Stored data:
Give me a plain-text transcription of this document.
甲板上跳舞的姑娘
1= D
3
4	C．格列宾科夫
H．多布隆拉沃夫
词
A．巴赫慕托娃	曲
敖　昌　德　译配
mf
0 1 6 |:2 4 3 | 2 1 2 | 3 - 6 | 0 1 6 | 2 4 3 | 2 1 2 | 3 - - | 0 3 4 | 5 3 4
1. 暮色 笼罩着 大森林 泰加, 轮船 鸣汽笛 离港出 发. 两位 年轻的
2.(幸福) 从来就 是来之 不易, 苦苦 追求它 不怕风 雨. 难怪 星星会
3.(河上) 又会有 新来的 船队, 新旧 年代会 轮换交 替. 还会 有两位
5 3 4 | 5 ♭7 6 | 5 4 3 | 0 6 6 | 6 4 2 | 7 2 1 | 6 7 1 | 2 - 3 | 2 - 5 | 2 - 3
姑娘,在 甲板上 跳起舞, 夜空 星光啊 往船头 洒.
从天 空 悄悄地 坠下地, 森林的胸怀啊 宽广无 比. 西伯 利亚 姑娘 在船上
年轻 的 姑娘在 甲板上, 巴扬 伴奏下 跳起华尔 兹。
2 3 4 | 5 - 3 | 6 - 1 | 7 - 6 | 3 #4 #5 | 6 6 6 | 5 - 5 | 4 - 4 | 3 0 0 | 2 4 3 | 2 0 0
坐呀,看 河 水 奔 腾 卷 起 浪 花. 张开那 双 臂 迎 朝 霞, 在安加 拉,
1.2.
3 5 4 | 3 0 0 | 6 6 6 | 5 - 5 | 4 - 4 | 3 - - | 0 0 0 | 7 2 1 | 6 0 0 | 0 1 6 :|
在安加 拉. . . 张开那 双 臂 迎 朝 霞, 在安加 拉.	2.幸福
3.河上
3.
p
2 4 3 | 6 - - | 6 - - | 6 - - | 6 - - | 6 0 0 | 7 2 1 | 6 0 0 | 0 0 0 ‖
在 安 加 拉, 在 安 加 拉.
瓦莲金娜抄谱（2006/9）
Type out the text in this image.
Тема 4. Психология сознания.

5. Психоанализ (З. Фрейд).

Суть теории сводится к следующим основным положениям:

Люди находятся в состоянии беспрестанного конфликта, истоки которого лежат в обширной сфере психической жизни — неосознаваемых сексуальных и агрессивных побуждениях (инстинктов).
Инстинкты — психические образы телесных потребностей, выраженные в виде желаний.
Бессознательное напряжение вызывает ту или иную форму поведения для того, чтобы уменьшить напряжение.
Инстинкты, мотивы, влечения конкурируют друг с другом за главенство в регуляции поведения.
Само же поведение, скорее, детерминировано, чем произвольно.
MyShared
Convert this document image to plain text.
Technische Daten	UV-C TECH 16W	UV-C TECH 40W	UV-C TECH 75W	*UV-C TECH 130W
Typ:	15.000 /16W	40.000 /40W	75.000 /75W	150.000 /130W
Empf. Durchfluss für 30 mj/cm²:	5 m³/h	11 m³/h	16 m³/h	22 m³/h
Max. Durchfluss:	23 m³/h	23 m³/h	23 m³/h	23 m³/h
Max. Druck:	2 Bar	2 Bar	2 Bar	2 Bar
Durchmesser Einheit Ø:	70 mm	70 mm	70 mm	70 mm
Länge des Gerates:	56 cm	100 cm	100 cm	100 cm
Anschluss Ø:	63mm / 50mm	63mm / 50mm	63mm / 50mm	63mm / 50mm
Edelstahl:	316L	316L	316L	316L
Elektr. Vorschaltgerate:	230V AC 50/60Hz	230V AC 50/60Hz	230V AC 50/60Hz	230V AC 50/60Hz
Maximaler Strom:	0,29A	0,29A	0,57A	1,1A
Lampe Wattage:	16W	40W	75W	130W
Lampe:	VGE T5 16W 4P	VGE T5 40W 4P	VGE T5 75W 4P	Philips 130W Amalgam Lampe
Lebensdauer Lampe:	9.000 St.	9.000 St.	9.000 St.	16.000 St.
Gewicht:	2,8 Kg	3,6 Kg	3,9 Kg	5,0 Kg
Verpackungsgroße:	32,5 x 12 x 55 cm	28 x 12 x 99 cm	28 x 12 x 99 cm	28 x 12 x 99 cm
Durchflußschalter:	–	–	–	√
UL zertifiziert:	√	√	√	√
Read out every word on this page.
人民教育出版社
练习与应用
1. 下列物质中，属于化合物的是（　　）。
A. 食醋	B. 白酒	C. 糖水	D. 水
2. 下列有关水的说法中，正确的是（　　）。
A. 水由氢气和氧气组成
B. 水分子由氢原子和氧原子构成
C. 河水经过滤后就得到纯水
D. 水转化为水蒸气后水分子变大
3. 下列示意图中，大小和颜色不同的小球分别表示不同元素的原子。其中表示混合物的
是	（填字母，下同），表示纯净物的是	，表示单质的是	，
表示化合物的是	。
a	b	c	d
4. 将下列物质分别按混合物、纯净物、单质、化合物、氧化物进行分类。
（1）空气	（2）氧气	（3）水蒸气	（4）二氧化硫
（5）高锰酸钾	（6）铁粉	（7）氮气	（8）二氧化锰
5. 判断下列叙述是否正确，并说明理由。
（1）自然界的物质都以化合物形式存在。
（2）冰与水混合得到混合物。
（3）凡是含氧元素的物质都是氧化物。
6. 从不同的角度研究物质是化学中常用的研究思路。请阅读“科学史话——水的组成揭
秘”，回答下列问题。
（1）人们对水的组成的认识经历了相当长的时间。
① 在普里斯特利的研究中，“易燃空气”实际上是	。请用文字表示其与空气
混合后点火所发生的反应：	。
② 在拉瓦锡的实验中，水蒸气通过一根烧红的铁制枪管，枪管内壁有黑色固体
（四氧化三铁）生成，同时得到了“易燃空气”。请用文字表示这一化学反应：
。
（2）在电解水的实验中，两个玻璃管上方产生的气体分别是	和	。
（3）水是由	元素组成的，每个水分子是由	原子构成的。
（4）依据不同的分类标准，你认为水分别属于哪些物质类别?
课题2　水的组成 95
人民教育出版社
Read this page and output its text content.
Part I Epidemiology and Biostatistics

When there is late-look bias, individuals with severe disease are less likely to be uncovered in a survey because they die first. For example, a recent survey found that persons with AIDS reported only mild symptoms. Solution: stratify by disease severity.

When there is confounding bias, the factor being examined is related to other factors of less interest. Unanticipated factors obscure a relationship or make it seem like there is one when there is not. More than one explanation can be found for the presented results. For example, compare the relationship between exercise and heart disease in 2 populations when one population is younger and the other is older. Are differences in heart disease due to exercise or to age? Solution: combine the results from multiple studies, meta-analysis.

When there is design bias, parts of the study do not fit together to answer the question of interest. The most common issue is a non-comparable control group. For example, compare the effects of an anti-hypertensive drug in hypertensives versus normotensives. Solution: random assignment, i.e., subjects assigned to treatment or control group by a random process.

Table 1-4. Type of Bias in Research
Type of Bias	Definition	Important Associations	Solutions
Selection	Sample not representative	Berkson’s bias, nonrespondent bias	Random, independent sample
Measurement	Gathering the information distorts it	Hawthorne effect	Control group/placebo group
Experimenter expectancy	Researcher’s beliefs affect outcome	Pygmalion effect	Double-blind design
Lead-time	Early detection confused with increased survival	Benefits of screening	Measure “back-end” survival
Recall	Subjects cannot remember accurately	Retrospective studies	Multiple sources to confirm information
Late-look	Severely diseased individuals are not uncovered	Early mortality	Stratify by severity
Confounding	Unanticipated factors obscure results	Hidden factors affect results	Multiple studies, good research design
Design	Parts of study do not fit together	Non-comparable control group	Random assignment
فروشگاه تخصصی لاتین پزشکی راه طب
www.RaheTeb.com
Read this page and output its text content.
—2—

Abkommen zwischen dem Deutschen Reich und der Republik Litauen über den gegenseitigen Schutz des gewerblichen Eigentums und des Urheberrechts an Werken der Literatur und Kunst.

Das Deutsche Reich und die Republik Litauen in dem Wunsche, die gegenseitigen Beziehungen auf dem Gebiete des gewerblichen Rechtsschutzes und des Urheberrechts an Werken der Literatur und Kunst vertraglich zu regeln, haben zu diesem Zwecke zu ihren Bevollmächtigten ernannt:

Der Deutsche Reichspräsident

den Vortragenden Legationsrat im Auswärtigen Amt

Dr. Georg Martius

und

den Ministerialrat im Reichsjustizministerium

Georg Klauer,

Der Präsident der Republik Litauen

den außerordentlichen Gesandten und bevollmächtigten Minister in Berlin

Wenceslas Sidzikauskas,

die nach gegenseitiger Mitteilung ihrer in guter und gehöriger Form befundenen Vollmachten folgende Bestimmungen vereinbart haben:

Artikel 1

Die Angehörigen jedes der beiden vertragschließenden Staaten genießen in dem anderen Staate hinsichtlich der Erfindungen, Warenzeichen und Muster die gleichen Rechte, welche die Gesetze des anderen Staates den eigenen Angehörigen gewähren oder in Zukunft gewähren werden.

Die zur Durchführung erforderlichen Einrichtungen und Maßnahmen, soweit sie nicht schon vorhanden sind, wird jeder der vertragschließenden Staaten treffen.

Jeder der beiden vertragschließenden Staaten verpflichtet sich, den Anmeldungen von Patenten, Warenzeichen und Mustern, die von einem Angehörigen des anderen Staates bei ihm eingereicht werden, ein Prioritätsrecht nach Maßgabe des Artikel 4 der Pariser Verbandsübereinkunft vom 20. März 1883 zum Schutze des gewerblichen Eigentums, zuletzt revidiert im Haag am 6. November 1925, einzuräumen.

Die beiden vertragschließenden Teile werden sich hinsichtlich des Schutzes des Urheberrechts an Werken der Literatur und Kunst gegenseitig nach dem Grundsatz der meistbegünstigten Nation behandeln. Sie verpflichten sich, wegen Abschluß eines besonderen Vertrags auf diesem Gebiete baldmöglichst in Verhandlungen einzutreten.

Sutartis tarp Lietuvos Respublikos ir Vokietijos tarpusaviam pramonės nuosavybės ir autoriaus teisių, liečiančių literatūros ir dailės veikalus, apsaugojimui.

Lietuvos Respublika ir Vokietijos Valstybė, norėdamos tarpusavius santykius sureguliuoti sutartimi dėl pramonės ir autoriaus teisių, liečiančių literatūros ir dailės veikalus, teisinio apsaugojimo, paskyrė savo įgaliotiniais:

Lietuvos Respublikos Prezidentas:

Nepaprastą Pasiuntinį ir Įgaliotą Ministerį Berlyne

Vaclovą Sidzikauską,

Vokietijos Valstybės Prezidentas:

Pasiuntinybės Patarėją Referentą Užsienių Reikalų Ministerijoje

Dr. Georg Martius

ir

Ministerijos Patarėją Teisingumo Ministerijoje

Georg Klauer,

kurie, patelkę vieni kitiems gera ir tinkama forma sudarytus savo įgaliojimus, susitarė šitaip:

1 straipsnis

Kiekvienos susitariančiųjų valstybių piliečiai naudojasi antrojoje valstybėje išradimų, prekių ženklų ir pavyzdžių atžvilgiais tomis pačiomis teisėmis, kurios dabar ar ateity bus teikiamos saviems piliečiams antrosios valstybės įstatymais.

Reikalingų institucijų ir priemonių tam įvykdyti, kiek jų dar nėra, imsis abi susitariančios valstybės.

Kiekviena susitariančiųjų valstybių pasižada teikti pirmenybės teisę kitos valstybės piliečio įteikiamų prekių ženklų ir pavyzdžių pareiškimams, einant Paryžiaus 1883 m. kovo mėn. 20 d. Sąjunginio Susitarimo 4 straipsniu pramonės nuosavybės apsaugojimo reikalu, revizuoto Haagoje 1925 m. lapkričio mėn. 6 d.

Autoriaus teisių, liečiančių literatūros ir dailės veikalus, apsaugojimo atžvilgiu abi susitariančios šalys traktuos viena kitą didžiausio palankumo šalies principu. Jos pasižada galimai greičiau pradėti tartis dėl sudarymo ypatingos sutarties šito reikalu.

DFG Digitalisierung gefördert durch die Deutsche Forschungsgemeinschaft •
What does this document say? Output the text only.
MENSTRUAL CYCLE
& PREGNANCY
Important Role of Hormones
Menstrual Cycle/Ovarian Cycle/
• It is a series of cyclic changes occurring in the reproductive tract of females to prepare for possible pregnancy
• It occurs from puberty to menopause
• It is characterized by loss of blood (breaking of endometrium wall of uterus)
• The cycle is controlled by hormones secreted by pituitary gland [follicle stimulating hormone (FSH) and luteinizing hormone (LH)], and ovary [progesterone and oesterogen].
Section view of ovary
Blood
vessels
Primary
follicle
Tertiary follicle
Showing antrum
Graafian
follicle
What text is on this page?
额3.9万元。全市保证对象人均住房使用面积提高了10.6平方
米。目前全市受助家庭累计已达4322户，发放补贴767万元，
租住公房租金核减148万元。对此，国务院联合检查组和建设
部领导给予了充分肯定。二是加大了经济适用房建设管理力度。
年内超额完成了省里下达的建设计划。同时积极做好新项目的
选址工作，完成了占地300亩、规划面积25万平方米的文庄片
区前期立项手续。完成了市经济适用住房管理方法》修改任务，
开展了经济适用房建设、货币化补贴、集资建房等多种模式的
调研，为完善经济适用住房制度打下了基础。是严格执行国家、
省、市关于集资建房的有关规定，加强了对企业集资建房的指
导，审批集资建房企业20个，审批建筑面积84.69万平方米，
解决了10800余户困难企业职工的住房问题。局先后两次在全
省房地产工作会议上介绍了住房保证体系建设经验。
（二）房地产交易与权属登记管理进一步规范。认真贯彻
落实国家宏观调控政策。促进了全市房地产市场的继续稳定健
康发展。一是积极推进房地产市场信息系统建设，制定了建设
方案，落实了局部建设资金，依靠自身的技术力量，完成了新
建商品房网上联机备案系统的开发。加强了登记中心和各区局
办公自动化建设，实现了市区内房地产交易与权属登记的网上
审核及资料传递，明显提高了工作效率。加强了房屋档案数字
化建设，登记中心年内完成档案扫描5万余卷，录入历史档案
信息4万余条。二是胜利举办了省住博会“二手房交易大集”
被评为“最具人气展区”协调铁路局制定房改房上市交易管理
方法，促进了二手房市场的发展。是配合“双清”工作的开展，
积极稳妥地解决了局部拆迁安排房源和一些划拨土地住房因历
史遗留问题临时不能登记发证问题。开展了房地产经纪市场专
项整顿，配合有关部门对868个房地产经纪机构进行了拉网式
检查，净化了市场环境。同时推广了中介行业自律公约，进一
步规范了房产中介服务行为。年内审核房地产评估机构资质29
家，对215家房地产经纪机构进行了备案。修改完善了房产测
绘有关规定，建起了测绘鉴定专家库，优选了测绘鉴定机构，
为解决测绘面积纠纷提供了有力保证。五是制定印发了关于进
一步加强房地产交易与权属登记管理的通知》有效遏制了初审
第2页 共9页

» TASK TO CARRY OUT
Pick out and copy every line that contains the word "page".

» PROBLEM SOLUTION
Read out every word on this page.
Read this page and output its text content.
Read this page and output its text content.
What text is on this page?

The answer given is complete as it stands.